Problem:
Copy every line of the records below word for word, keeping each coordinate, symbol and subscript unchanged.

* START *

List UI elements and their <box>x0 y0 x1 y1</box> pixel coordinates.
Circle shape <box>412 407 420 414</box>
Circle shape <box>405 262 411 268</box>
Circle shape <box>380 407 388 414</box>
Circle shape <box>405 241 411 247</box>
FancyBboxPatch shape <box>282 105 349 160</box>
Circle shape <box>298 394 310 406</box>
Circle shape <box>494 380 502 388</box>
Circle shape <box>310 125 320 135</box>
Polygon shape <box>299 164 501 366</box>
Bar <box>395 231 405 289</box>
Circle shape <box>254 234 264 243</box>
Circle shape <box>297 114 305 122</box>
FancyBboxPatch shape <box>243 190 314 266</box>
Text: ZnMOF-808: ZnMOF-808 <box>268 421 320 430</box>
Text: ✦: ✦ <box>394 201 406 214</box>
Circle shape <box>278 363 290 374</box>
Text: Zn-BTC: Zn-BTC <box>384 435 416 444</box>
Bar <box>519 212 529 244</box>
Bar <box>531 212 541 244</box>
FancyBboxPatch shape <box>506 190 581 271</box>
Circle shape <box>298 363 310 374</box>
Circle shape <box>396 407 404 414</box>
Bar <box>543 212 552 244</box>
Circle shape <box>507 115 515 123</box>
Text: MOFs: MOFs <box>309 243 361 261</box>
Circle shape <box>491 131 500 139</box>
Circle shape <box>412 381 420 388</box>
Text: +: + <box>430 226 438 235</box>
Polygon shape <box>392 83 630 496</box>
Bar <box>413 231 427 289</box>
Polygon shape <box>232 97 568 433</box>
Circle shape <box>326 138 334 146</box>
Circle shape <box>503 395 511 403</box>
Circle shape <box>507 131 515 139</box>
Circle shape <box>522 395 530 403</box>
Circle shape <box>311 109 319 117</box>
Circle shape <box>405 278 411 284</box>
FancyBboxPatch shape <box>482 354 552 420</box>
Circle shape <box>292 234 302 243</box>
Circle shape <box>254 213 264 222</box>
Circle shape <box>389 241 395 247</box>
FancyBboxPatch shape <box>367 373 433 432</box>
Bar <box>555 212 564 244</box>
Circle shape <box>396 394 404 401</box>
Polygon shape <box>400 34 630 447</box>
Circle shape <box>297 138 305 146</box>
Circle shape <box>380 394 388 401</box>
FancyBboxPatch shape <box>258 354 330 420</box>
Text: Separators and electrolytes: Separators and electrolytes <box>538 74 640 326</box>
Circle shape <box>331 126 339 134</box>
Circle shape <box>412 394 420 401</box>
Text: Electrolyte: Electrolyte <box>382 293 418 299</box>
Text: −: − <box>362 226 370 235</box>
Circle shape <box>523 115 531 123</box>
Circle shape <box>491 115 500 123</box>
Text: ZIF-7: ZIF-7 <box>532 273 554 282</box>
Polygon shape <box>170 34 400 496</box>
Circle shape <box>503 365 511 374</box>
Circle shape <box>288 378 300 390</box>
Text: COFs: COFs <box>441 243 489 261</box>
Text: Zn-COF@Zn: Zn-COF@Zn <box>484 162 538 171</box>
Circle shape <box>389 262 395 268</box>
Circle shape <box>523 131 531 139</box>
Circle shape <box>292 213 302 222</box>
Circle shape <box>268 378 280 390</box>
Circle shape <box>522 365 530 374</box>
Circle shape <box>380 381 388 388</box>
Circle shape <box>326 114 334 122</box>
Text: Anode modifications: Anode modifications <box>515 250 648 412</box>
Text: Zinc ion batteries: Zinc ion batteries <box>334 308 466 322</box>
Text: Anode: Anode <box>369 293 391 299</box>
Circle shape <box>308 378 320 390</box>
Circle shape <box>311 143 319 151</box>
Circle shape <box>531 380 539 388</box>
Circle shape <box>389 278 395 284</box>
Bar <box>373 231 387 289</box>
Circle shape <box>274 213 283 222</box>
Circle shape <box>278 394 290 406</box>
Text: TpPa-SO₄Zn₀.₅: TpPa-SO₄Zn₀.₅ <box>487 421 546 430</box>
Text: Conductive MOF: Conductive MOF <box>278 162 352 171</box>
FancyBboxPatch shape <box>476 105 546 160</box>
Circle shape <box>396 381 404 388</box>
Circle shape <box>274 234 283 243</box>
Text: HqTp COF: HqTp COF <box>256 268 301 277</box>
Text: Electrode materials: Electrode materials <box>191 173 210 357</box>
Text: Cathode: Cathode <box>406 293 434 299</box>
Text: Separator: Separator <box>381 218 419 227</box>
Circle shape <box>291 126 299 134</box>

* END *

Answer to the exercise:
List UI elements and their <box>x0 y0 x1 y1</box> pixel coordinates.
Circle shape <box>412 407 420 414</box>
Circle shape <box>405 262 411 268</box>
Circle shape <box>380 407 388 414</box>
Circle shape <box>405 241 411 247</box>
FancyBboxPatch shape <box>282 105 349 160</box>
Circle shape <box>298 394 310 406</box>
Circle shape <box>494 380 502 388</box>
Circle shape <box>310 125 320 135</box>
Polygon shape <box>299 164 501 366</box>
Bar <box>395 231 405 289</box>
Circle shape <box>254 234 264 243</box>
Circle shape <box>297 114 305 122</box>
FancyBboxPatch shape <box>243 190 314 266</box>
Text: ZnMOF-808: ZnMOF-808 <box>268 421 320 430</box>
Text: ✦: ✦ <box>394 201 406 214</box>
Circle shape <box>278 363 290 374</box>
Text: Zn-BTC: Zn-BTC <box>384 435 416 444</box>
Bar <box>519 212 529 244</box>
Bar <box>531 212 541 244</box>
FancyBboxPatch shape <box>506 190 581 271</box>
Circle shape <box>298 363 310 374</box>
Circle shape <box>396 407 404 414</box>
Bar <box>543 212 552 244</box>
Circle shape <box>507 115 515 123</box>
Text: MOFs: MOFs <box>309 243 361 261</box>
Circle shape <box>491 131 500 139</box>
Circle shape <box>412 381 420 388</box>
Text: +: + <box>430 226 438 235</box>
Polygon shape <box>392 83 630 496</box>
Bar <box>413 231 427 289</box>
Polygon shape <box>232 97 568 433</box>
Circle shape <box>326 138 334 146</box>
Circle shape <box>503 395 511 403</box>
Circle shape <box>507 131 515 139</box>
Circle shape <box>522 395 530 403</box>
Circle shape <box>311 109 319 117</box>
Circle shape <box>405 278 411 284</box>
FancyBboxPatch shape <box>482 354 552 420</box>
Circle shape <box>292 234 302 243</box>
Circle shape <box>254 213 264 222</box>
Circle shape <box>389 241 395 247</box>
FancyBboxPatch shape <box>367 373 433 432</box>
Bar <box>555 212 564 244</box>
Circle shape <box>396 394 404 401</box>
Polygon shape <box>400 34 630 447</box>
Circle shape <box>297 138 305 146</box>
Circle shape <box>380 394 388 401</box>
FancyBboxPatch shape <box>258 354 330 420</box>
Text: Separators and electrolytes: Separators and electrolytes <box>538 74 640 326</box>
Circle shape <box>331 126 339 134</box>
Circle shape <box>412 394 420 401</box>
Text: Electrolyte: Electrolyte <box>382 293 418 299</box>
Text: −: − <box>362 226 370 235</box>
Circle shape <box>523 115 531 123</box>
Circle shape <box>491 115 500 123</box>
Text: ZIF-7: ZIF-7 <box>532 273 554 282</box>
Polygon shape <box>170 34 400 496</box>
Circle shape <box>503 365 511 374</box>
Circle shape <box>288 378 300 390</box>
Text: COFs: COFs <box>441 243 489 261</box>
Text: Zn-COF@Zn: Zn-COF@Zn <box>484 162 538 171</box>
Circle shape <box>389 262 395 268</box>
Circle shape <box>523 131 531 139</box>
Circle shape <box>292 213 302 222</box>
Circle shape <box>268 378 280 390</box>
Circle shape <box>522 365 530 374</box>
Circle shape <box>380 381 388 388</box>
Circle shape <box>326 114 334 122</box>
Text: Anode modifications: Anode modifications <box>515 250 648 412</box>
Text: Zinc ion batteries: Zinc ion batteries <box>334 308 466 322</box>
Text: Anode: Anode <box>369 293 391 299</box>
Circle shape <box>308 378 320 390</box>
Circle shape <box>311 143 319 151</box>
Circle shape <box>531 380 539 388</box>
Circle shape <box>389 278 395 284</box>
Bar <box>373 231 387 289</box>
Circle shape <box>274 213 283 222</box>
Circle shape <box>278 394 290 406</box>
Text: TpPa-SO₄Zn₀.₅: TpPa-SO₄Zn₀.₅ <box>487 421 546 430</box>
Text: Conductive MOF: Conductive MOF <box>278 162 352 171</box>
FancyBboxPatch shape <box>476 105 546 160</box>
Circle shape <box>396 381 404 388</box>
Circle shape <box>274 234 283 243</box>
Text: HqTp COF: HqTp COF <box>256 268 301 277</box>
Text: Electrode materials: Electrode materials <box>191 173 210 357</box>
Text: Cathode: Cathode <box>406 293 434 299</box>
Text: Separator: Separator <box>381 218 419 227</box>
Circle shape <box>291 126 299 134</box>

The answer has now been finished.